# Task description:
Carry none of the pictures over; set down the material below exactly.

# Data rows:
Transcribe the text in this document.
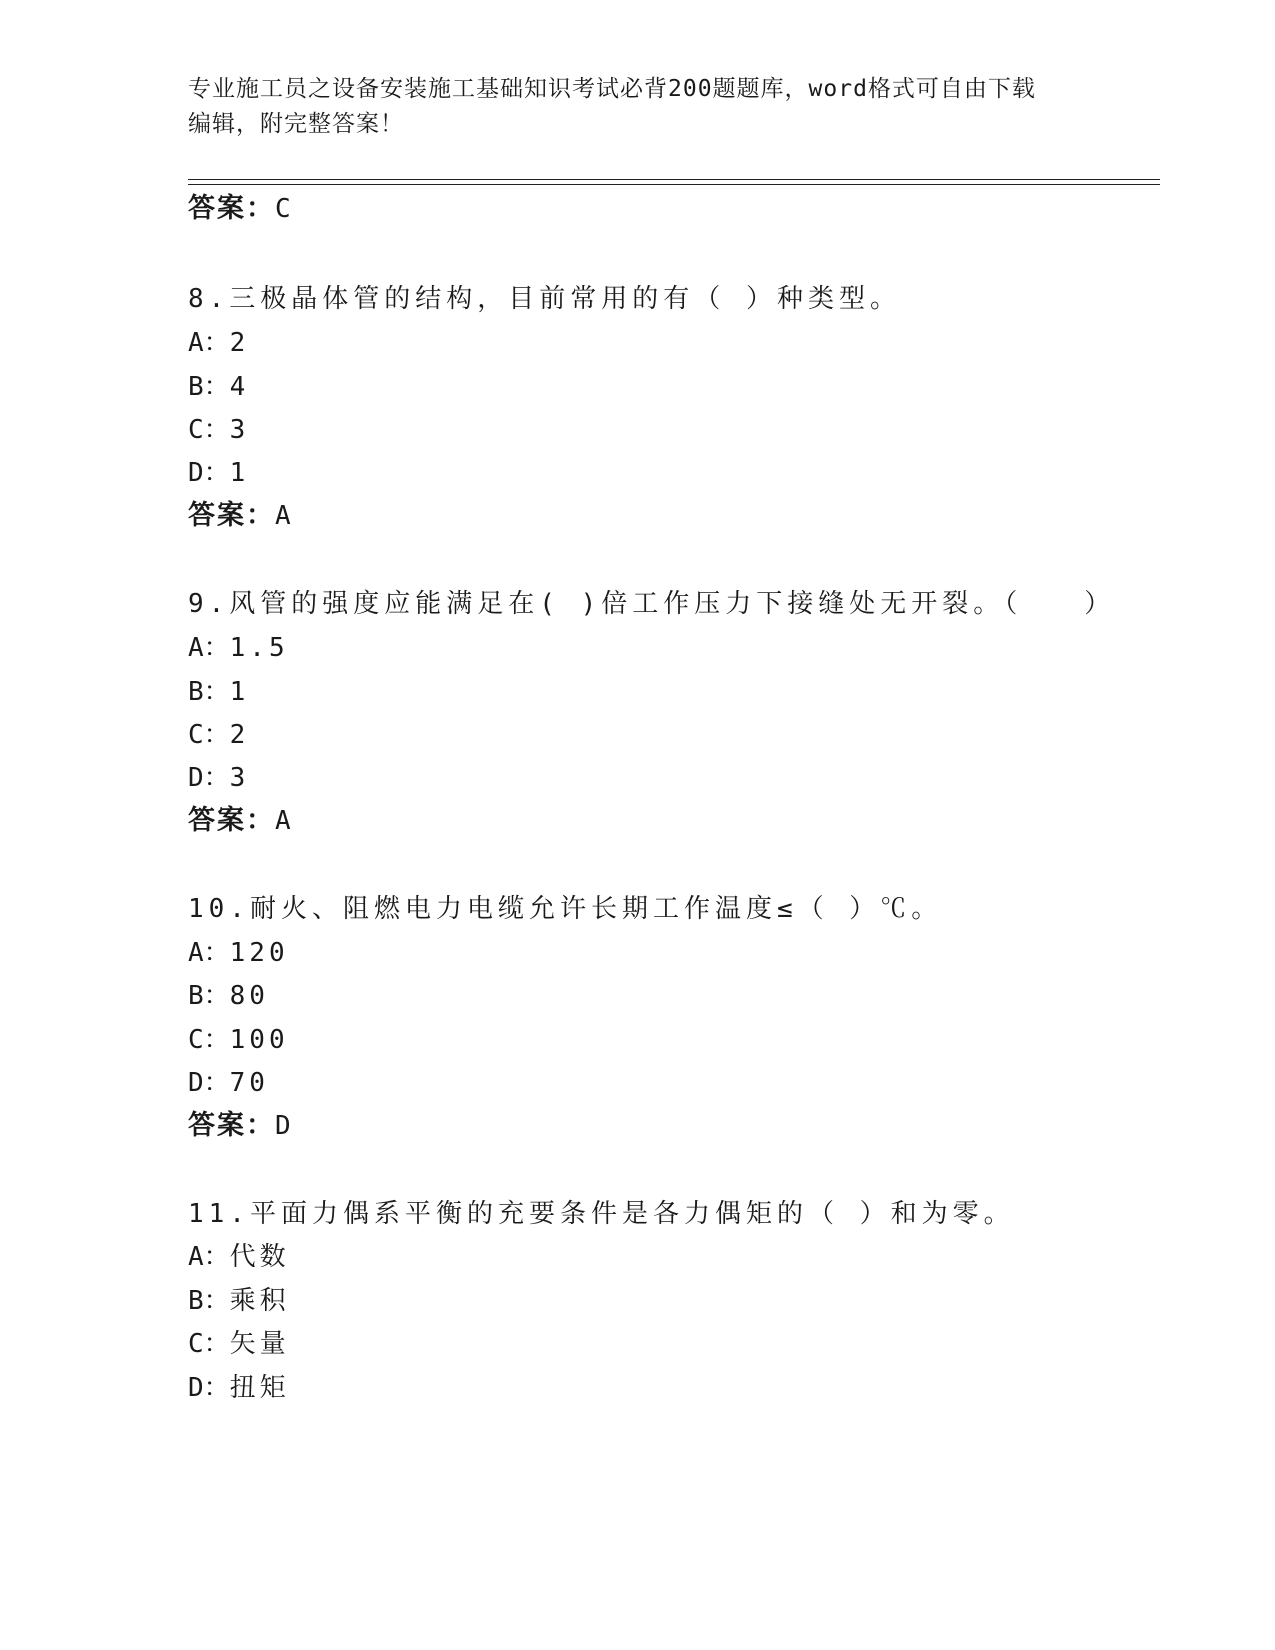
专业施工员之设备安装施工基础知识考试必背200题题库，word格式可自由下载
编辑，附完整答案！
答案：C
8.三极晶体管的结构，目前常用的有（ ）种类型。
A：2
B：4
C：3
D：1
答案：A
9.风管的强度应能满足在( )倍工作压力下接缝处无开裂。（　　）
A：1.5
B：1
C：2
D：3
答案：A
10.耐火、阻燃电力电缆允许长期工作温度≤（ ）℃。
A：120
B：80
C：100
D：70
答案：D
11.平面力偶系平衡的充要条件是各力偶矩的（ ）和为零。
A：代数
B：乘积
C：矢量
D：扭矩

# Answer below:
Transcribe the text in this document.
专业施工员之设备安装施工基础知识考试必背200题题库，word格式可自由下载
编辑，附完整答案！
答案：C
8.三极晶体管的结构，目前常用的有（ ）种类型。
A：2
B：4
C：3
D：1
答案：A
9.风管的强度应能满足在( )倍工作压力下接缝处无开裂。（　　）
A：1.5
B：1
C：2
D：3
答案：A
10.耐火、阻燃电力电缆允许长期工作温度≤（ ）℃。
A：120
B：80
C：100
D：70
答案：D
11.平面力偶系平衡的充要条件是各力偶矩的（ ）和为零。
A：代数
B：乘积
C：矢量
D：扭矩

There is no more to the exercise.